— start Exercise data —

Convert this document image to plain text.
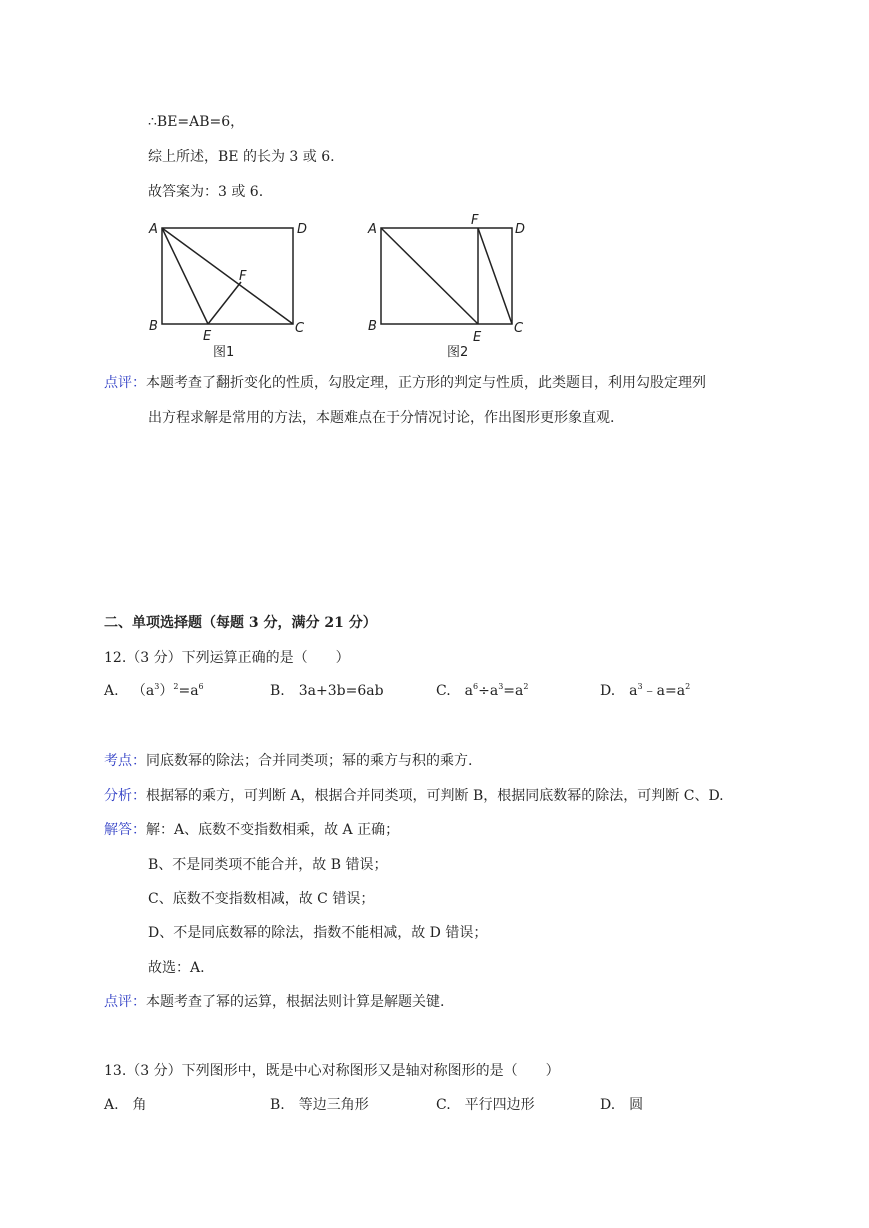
∴BE=AB=6，
综上所述，BE 的长为 3 或 6.
故答案为：3 或 6.
A	D
B	C
E
F
图1
A
F
D
B	C
E
图2
点评：本题考查了翻折变化的性质，勾股定理，正方形的判定与性质，此类题目，利用勾股定理列
出方程求解是常用的方法，本题难点在于分情况讨论，作出图形更形象直观.
二、单项选择题（每题 3 分，满分 21 分）
12.（3 分）下列运算正确的是（　　）
A. $(a^3)^2=a^6$	B.　3a+3b=6ab	C.　$a^6\div a^3=a^2$	D.　$a^3﹣a=a^2$
考点：同底数幂的除法；合并同类项；幂的乘方与积的乘方.
分析：根据幂的乘方，可判断 A，根据合并同类项，可判断 B，根据同底数幂的除法，可判断 C、D.
解答：解：A、底数不变指数相乘，故 A 正确；
B、不是同类项不能合并，故 B 错误；
C、底数不变指数相减，故 C 错误；
D、不是同底数幂的除法，指数不能相减，故 D 错误；
故选：A.
点评：本题考查了幂的运算，根据法则计算是解题关键.
13.（3 分）下列图形中，既是中心对称图形又是轴对称图形的是（　　）
A.　角	B.　等边三角形	C.　平行四边形	D.　圆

— end Exercise data —

**Instructions to follow:** Repeat the data exactly, dropping every picture it holds.

**Result of this exercise:**
Convert this document image to plain text.
∴BE=AB=6，
综上所述，BE 的长为 3 或 6.
故答案为：3 或 6.
A	D
B	C
E
F
图1
A
F
D
B	C
E
图2
点评：本题考查了翻折变化的性质，勾股定理，正方形的判定与性质，此类题目，利用勾股定理列
出方程求解是常用的方法，本题难点在于分情况讨论，作出图形更形象直观.
二、单项选择题（每题 3 分，满分 21 分）
12.（3 分）下列运算正确的是（　　）
A. $(a^3)^2=a^6$	B.　3a+3b=6ab	C.　$a^6\div a^3=a^2$	D.　$a^3﹣a=a^2$
考点：同底数幂的除法；合并同类项；幂的乘方与积的乘方.
分析：根据幂的乘方，可判断 A，根据合并同类项，可判断 B，根据同底数幂的除法，可判断 C、D.
解答：解：A、底数不变指数相乘，故 A 正确；
B、不是同类项不能合并，故 B 错误；
C、底数不变指数相减，故 C 错误；
D、不是同底数幂的除法，指数不能相减，故 D 错误；
故选：A.
点评：本题考查了幂的运算，根据法则计算是解题关键.
13.（3 分）下列图形中，既是中心对称图形又是轴对称图形的是（　　）
A.　角	B.　等边三角形	C.　平行四边形	D.　圆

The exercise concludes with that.